YOUR OBJECTIVE »
How many lines of the data hold the word "Updated"? State the number and nothing else.

ENTRIES SUPPLIED »
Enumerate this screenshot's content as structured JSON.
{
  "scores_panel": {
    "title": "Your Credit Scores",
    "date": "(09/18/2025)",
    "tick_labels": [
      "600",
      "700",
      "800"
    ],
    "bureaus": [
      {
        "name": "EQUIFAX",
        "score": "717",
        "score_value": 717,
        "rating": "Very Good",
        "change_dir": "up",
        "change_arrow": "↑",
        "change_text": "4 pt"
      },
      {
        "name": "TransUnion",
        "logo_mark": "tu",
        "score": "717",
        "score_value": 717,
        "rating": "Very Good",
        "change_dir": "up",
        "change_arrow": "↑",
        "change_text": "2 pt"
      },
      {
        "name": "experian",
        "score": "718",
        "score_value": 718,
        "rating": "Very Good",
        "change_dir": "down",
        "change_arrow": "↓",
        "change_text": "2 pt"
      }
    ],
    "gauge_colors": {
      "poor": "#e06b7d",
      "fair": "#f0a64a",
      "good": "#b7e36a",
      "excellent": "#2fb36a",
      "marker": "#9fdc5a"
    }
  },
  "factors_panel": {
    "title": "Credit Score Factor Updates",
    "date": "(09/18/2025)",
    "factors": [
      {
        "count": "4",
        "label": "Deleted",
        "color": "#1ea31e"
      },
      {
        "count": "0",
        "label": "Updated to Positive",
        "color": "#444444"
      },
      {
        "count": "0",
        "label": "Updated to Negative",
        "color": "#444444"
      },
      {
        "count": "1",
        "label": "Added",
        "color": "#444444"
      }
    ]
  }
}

RESULT BELOW »
2